WHAT IS EXPECTED: Leave out any picture and return the remaining listing below exactly as given.

INFORMATION GIVEN:
------

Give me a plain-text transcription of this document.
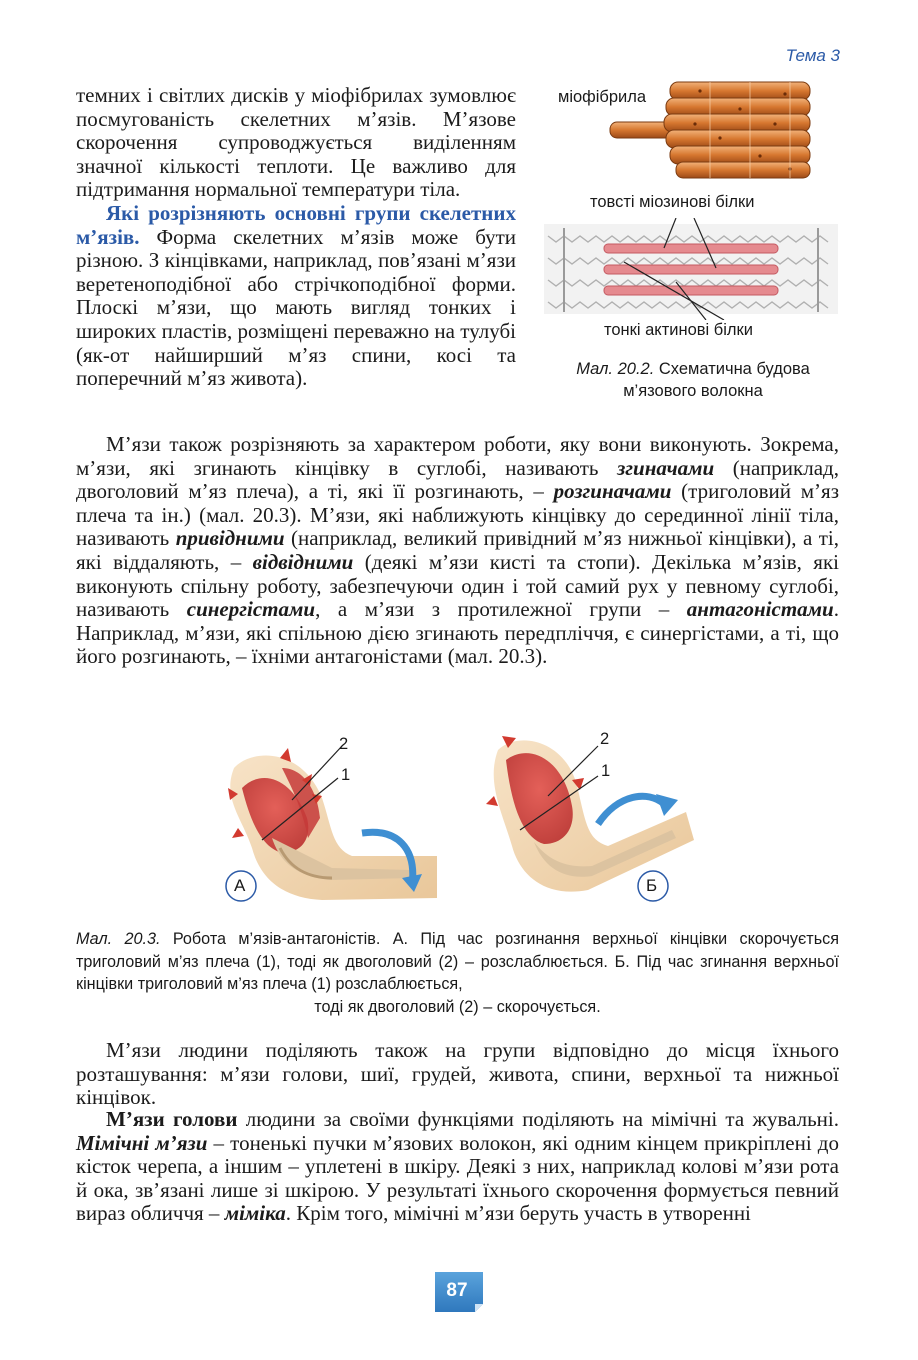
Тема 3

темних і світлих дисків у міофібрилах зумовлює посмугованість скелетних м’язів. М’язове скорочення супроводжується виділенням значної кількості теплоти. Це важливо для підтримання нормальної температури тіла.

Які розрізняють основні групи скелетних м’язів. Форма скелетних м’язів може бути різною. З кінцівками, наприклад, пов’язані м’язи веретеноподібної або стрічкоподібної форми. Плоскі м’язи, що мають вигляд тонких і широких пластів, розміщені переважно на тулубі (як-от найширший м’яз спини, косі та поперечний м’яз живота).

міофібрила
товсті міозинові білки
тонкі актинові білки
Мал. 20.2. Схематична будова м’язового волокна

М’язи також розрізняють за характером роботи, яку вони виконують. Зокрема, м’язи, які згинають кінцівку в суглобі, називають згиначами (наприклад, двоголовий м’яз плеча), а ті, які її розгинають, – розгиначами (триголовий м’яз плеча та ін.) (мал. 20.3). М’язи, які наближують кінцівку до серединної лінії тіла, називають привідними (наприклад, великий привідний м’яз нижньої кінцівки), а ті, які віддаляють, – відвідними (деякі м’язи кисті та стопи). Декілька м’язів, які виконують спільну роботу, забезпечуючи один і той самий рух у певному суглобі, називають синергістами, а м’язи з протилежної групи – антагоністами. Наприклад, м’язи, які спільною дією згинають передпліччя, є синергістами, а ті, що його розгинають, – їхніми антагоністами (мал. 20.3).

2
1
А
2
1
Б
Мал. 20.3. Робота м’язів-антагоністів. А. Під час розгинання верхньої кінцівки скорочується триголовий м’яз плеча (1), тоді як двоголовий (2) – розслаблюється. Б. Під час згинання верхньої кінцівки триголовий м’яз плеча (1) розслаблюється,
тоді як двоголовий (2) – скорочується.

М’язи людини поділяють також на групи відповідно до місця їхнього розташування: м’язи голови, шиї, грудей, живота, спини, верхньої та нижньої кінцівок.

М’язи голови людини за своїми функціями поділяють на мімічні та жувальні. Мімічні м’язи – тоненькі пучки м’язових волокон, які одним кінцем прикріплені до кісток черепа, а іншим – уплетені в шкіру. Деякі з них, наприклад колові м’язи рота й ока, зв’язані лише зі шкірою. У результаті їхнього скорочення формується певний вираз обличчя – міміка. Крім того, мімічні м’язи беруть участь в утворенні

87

------

TASK OUTPUT:
Give me a plain-text transcription of this document.
Тема 3

темних і світлих дисків у міофібрилах зумовлює посмугованість скелетних м’язів. М’язове скорочення супроводжується виділенням значної кількості теплоти. Це важливо для підтримання нормальної температури тіла.

Які розрізняють основні групи скелетних м’язів. Форма скелетних м’язів може бути різною. З кінцівками, наприклад, пов’язані м’язи веретеноподібної або стрічкоподібної форми. Плоскі м’язи, що мають вигляд тонких і широких пластів, розміщені переважно на тулубі (як-от найширший м’яз спини, косі та поперечний м’яз живота).

міофібрила
товсті міозинові білки
тонкі актинові білки
Мал. 20.2. Схематична будова м’язового волокна

М’язи також розрізняють за характером роботи, яку вони виконують. Зокрема, м’язи, які згинають кінцівку в суглобі, називають згиначами (наприклад, двоголовий м’яз плеча), а ті, які її розгинають, – розгиначами (триголовий м’яз плеча та ін.) (мал. 20.3). М’язи, які наближують кінцівку до серединної лінії тіла, називають привідними (наприклад, великий привідний м’яз нижньої кінцівки), а ті, які віддаляють, – відвідними (деякі м’язи кисті та стопи). Декілька м’язів, які виконують спільну роботу, забезпечуючи один і той самий рух у певному суглобі, називають синергістами, а м’язи з протилежної групи – антагоністами. Наприклад, м’язи, які спільною дією згинають передпліччя, є синергістами, а ті, що його розгинають, – їхніми антагоністами (мал. 20.3).

2
1
А
2
1
Б
Мал. 20.3. Робота м’язів-антагоністів. А. Під час розгинання верхньої кінцівки скорочується триголовий м’яз плеча (1), тоді як двоголовий (2) – розслаблюється. Б. Під час згинання верхньої кінцівки триголовий м’яз плеча (1) розслаблюється,
тоді як двоголовий (2) – скорочується.

М’язи людини поділяють також на групи відповідно до місця їхнього розташування: м’язи голови, шиї, грудей, живота, спини, верхньої та нижньої кінцівок.

М’язи голови людини за своїми функціями поділяють на мімічні та жувальні. Мімічні м’язи – тоненькі пучки м’язових волокон, які одним кінцем прикріплені до кісток черепа, а іншим – уплетені в шкіру. Деякі з них, наприклад колові м’язи рота й ока, зв’язані лише зі шкірою. У результаті їхнього скорочення формується певний вираз обличчя – міміка. Крім того, мімічні м’язи беруть участь в утворенні

87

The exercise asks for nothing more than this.